## [DIRECTION]
Give the number of lines containing the word "this" and nothing more.

## [EXERCISE MATERIALS]
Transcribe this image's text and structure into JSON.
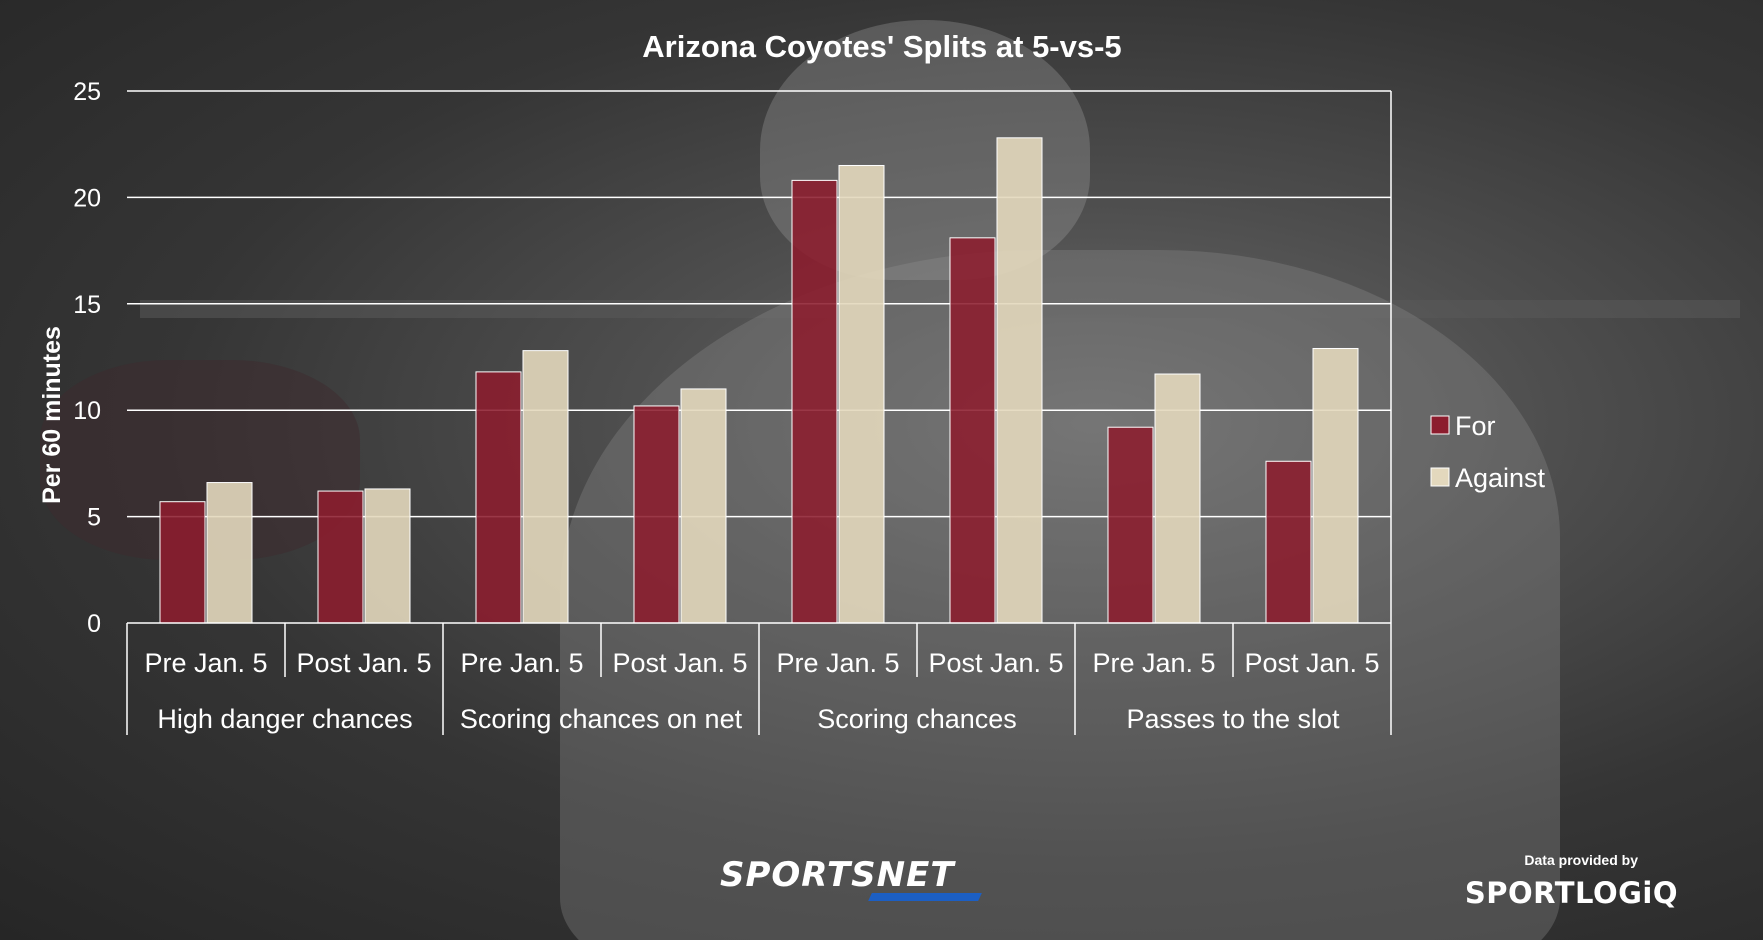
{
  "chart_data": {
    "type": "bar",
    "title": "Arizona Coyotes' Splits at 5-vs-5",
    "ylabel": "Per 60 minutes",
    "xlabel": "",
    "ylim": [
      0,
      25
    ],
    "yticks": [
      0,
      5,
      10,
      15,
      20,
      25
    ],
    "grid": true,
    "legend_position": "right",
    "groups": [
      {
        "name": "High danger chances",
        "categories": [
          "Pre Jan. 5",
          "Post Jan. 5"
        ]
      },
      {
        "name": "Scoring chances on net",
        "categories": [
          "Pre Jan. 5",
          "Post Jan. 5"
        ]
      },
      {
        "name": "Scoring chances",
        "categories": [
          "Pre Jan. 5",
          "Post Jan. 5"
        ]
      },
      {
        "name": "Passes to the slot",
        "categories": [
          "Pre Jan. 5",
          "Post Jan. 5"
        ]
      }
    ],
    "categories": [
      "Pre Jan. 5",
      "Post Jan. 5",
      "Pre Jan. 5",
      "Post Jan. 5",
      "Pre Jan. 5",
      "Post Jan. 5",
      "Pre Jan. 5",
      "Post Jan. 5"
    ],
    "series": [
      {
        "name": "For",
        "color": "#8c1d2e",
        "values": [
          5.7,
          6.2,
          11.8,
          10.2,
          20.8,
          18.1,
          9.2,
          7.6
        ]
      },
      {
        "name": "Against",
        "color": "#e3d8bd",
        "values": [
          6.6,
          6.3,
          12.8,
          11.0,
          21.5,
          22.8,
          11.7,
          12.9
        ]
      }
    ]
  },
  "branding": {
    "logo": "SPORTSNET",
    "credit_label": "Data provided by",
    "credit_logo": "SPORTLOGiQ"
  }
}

==

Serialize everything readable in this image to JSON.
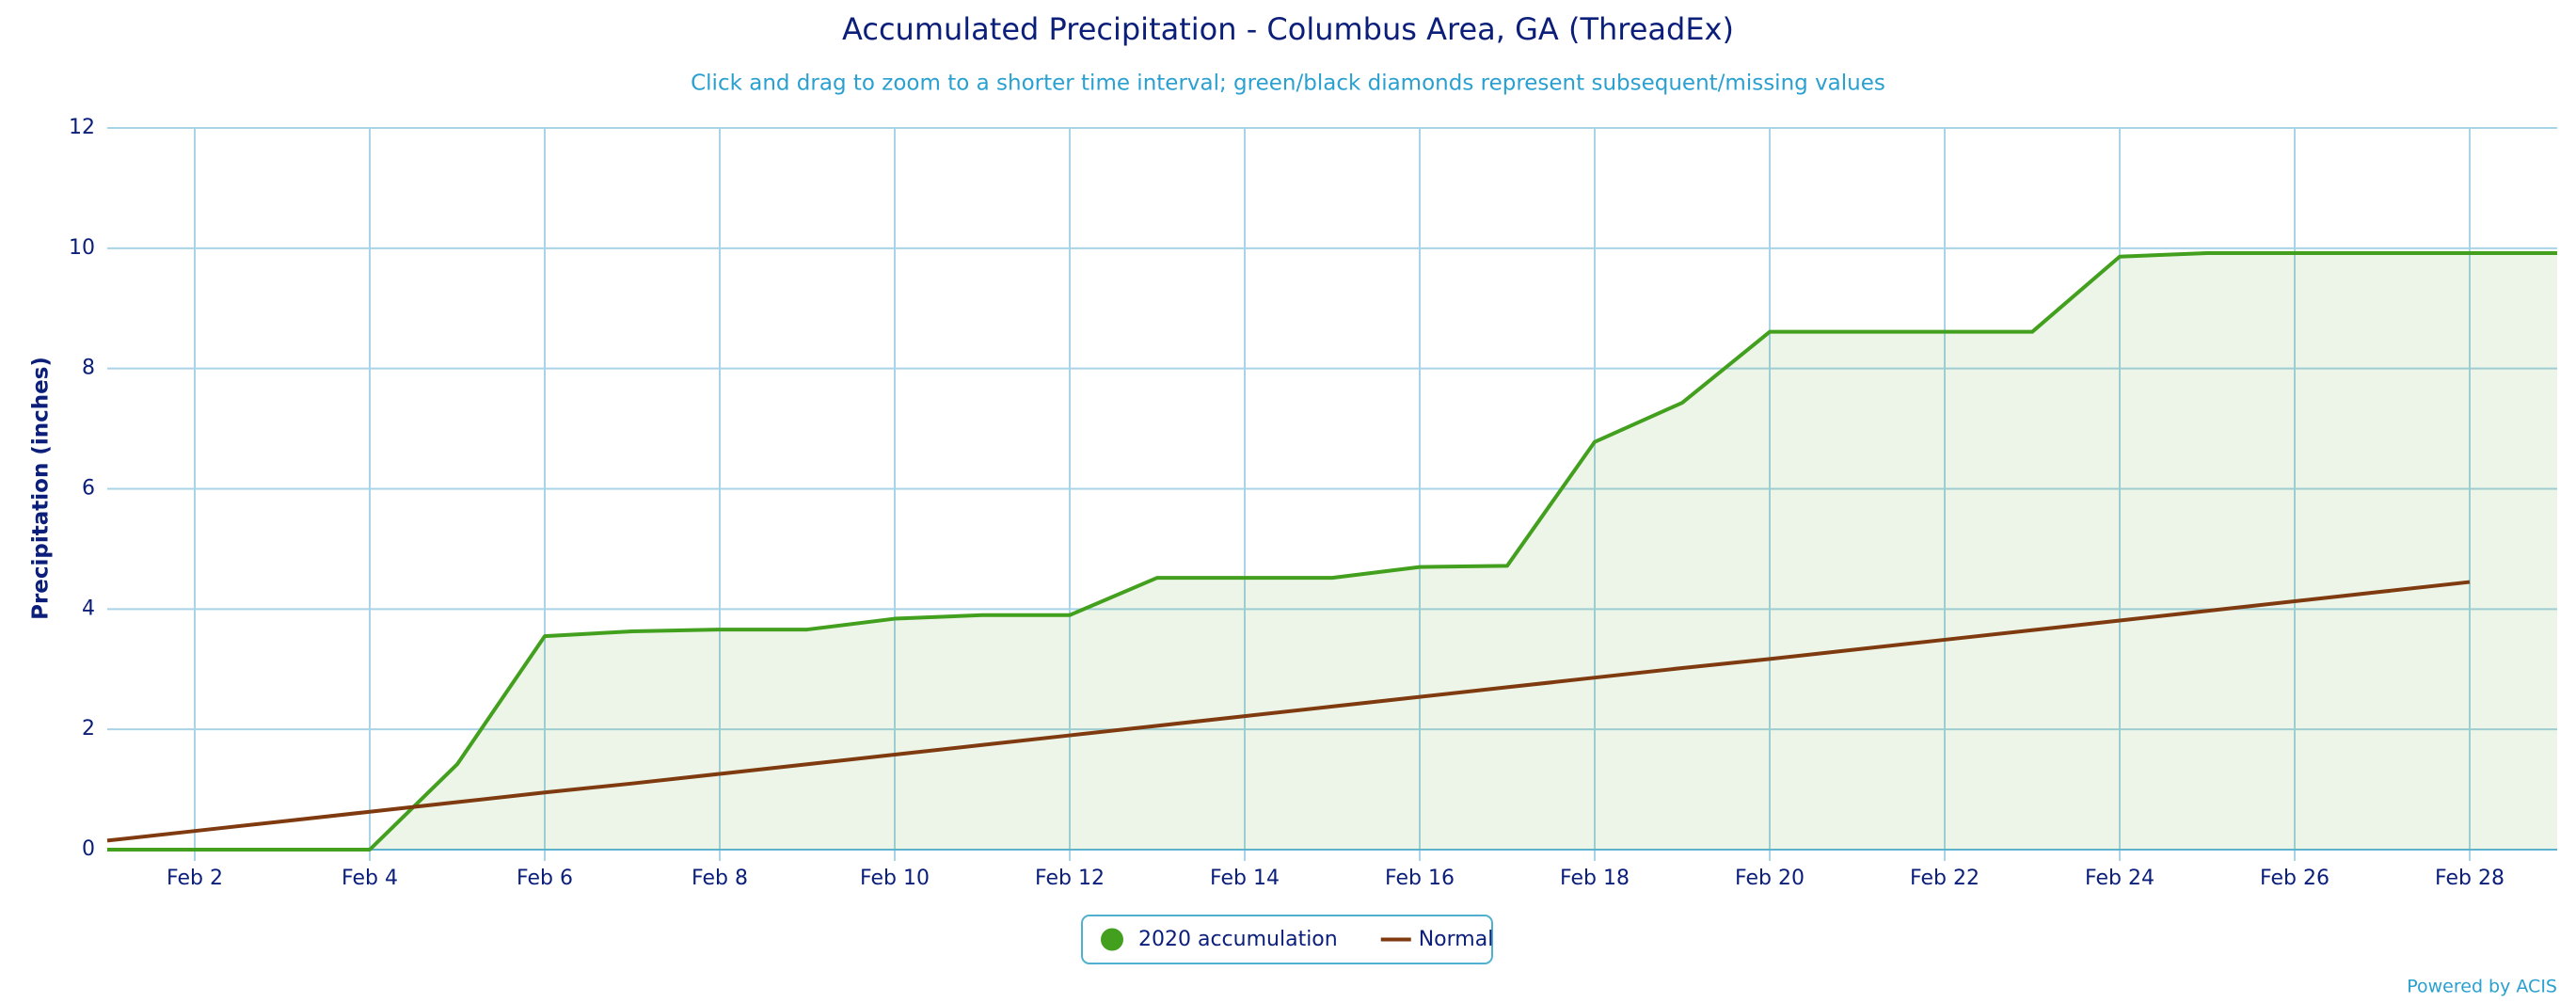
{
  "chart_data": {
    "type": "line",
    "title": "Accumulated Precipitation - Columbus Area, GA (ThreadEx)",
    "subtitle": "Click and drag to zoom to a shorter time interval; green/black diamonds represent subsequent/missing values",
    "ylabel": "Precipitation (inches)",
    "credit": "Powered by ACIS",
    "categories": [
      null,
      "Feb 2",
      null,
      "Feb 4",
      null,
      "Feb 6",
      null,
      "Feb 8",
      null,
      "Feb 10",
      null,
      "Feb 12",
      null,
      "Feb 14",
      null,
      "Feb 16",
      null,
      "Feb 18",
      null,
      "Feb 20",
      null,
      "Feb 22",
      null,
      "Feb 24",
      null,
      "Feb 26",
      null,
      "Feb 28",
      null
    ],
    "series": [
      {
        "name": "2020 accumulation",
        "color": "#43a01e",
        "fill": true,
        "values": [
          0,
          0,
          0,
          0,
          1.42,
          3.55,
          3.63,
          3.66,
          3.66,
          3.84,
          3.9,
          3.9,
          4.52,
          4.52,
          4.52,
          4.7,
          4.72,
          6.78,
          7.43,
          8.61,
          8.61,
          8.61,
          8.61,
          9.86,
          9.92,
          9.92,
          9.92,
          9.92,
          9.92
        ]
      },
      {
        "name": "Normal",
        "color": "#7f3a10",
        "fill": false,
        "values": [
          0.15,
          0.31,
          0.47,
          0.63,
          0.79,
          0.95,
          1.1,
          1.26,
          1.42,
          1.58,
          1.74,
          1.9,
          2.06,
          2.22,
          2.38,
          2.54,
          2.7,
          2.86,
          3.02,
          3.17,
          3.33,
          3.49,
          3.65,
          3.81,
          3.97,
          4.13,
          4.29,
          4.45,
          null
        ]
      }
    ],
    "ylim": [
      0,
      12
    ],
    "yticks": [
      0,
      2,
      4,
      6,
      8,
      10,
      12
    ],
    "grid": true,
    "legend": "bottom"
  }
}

## [WRITTEN REPLY]
2